Task details:
Copy the listing verbatim, excluding any images found in it.

══ Dataset records

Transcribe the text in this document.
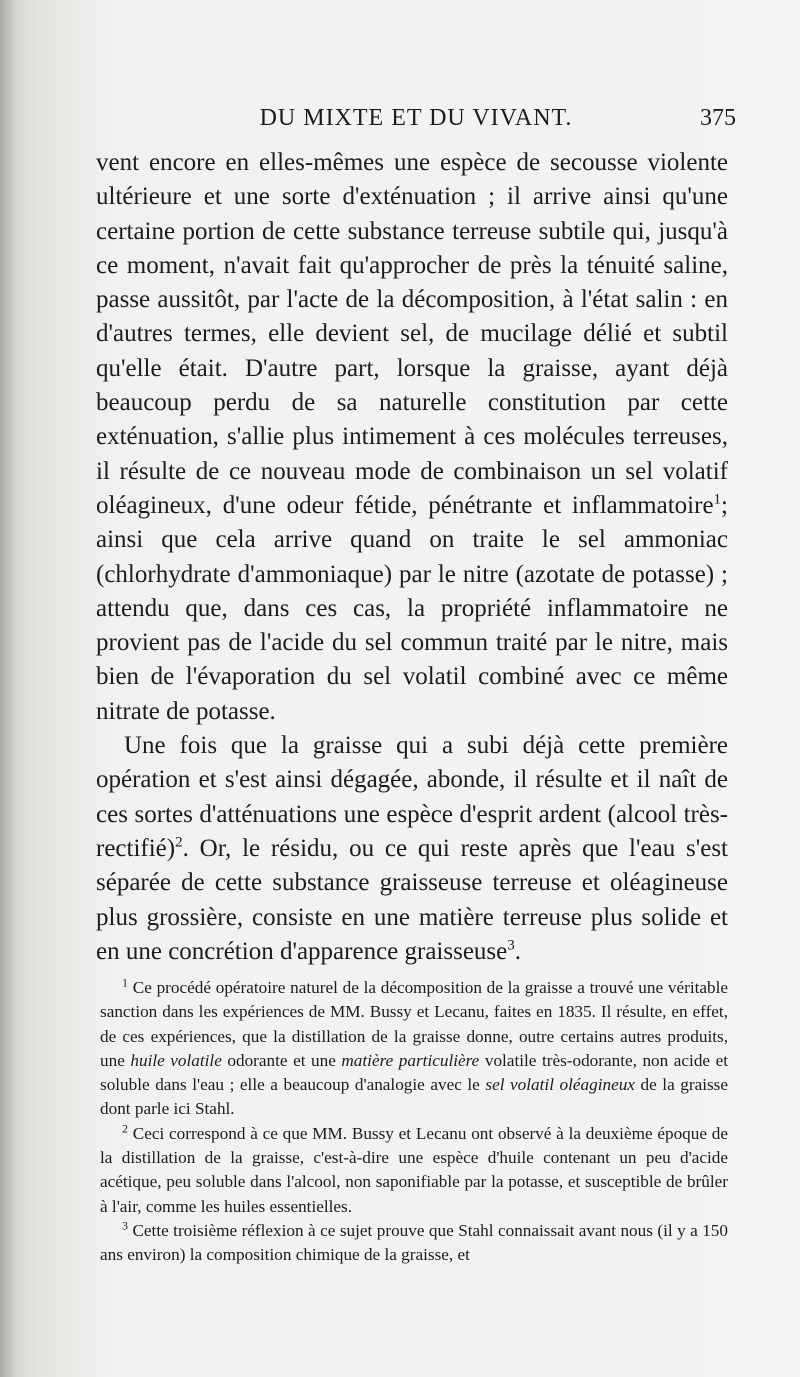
DU MIXTE ET DU VIVANT.	375

vent encore en elles-mêmes une espèce de secousse violente ultérieure et une sorte d'exténuation ; il arrive ainsi qu'une certaine portion de cette substance terreuse subtile qui, jusqu'à ce moment, n'avait fait qu'approcher de près la ténuité saline, passe aussitôt, par l'acte de la décomposition, à l'état salin : en d'autres termes, elle devient sel, de mucilage délié et subtil qu'elle était. D'autre part, lorsque la graisse, ayant déjà beaucoup perdu de sa naturelle constitution par cette exténuation, s'allie plus intimement à ces molécules terreuses, il résulte de ce nouveau mode de combinaison un sel volatif oléagineux, d'une odeur fétide, pénétrante et inflammatoire$^1$; ainsi que cela arrive quand on traite le sel ammoniac (chlorhydrate d'ammoniaque) par le nitre (azotate de potasse) ; attendu que, dans ces cas, la propriété inflammatoire ne provient pas de l'acide du sel commun traité par le nitre, mais bien de l'évaporation du sel volatil combiné avec ce même nitrate de potasse.

Une fois que la graisse qui a subi déjà cette première opération et s'est ainsi dégagée, abonde, il résulte et il naît de ces sortes d'atténuations une espèce d'esprit ardent (alcool très-rectifié)$^2$. Or, le résidu, ou ce qui reste après que l'eau s'est séparée de cette substance graisseuse terreuse et oléagineuse plus grossière, consiste en une matière terreuse plus solide et en une concrétion d'apparence graisseuse$^3$.

$^1$ Ce procédé opératoire naturel de la décomposition de la graisse a trouvé une véritable sanction dans les expériences de MM. Bussy et Lecanu, faites en 1835. Il résulte, en effet, de ces expériences, que la distillation de la graisse donne, outre certains autres produits, une huile volatile odorante et une matière particulière volatile très-odorante, non acide et soluble dans l'eau ; elle a beaucoup d'analogie avec le sel volatil oléagineux de la graisse dont parle ici Stahl.

$^2$ Ceci correspond à ce que MM. Bussy et Lecanu ont observé à la deuxième époque de la distillation de la graisse, c'est-à-dire une espèce d'huile contenant un peu d'acide acétique, peu soluble dans l'alcool, non saponifiable par la potasse, et susceptible de brûler à l'air, comme les huiles essentielles.

$^3$ Cette troisième réflexion à ce sujet prouve que Stahl connaissait avant nous (il y a 150 ans environ) la composition chimique de la graisse, et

════

Result below:
Transcribe the text in this document.
DU MIXTE ET DU VIVANT.	375

vent encore en elles-mêmes une espèce de secousse violente ultérieure et une sorte d'exténuation ; il arrive ainsi qu'une certaine portion de cette substance terreuse subtile qui, jusqu'à ce moment, n'avait fait qu'approcher de près la ténuité saline, passe aussitôt, par l'acte de la décomposition, à l'état salin : en d'autres termes, elle devient sel, de mucilage délié et subtil qu'elle était. D'autre part, lorsque la graisse, ayant déjà beaucoup perdu de sa naturelle constitution par cette exténuation, s'allie plus intimement à ces molécules terreuses, il résulte de ce nouveau mode de combinaison un sel volatif oléagineux, d'une odeur fétide, pénétrante et inflammatoire$^1$; ainsi que cela arrive quand on traite le sel ammoniac (chlorhydrate d'ammoniaque) par le nitre (azotate de potasse) ; attendu que, dans ces cas, la propriété inflammatoire ne provient pas de l'acide du sel commun traité par le nitre, mais bien de l'évaporation du sel volatil combiné avec ce même nitrate de potasse.

Une fois que la graisse qui a subi déjà cette première opération et s'est ainsi dégagée, abonde, il résulte et il naît de ces sortes d'atténuations une espèce d'esprit ardent (alcool très-rectifié)$^2$. Or, le résidu, ou ce qui reste après que l'eau s'est séparée de cette substance graisseuse terreuse et oléagineuse plus grossière, consiste en une matière terreuse plus solide et en une concrétion d'apparence graisseuse$^3$.

$^1$ Ce procédé opératoire naturel de la décomposition de la graisse a trouvé une véritable sanction dans les expériences de MM. Bussy et Lecanu, faites en 1835. Il résulte, en effet, de ces expériences, que la distillation de la graisse donne, outre certains autres produits, une huile volatile odorante et une matière particulière volatile très-odorante, non acide et soluble dans l'eau ; elle a beaucoup d'analogie avec le sel volatil oléagineux de la graisse dont parle ici Stahl.

$^2$ Ceci correspond à ce que MM. Bussy et Lecanu ont observé à la deuxième époque de la distillation de la graisse, c'est-à-dire une espèce d'huile contenant un peu d'acide acétique, peu soluble dans l'alcool, non saponifiable par la potasse, et susceptible de brûler à l'air, comme les huiles essentielles.

$^3$ Cette troisième réflexion à ce sujet prouve que Stahl connaissait avant nous (il y a 150 ans environ) la composition chimique de la graisse, et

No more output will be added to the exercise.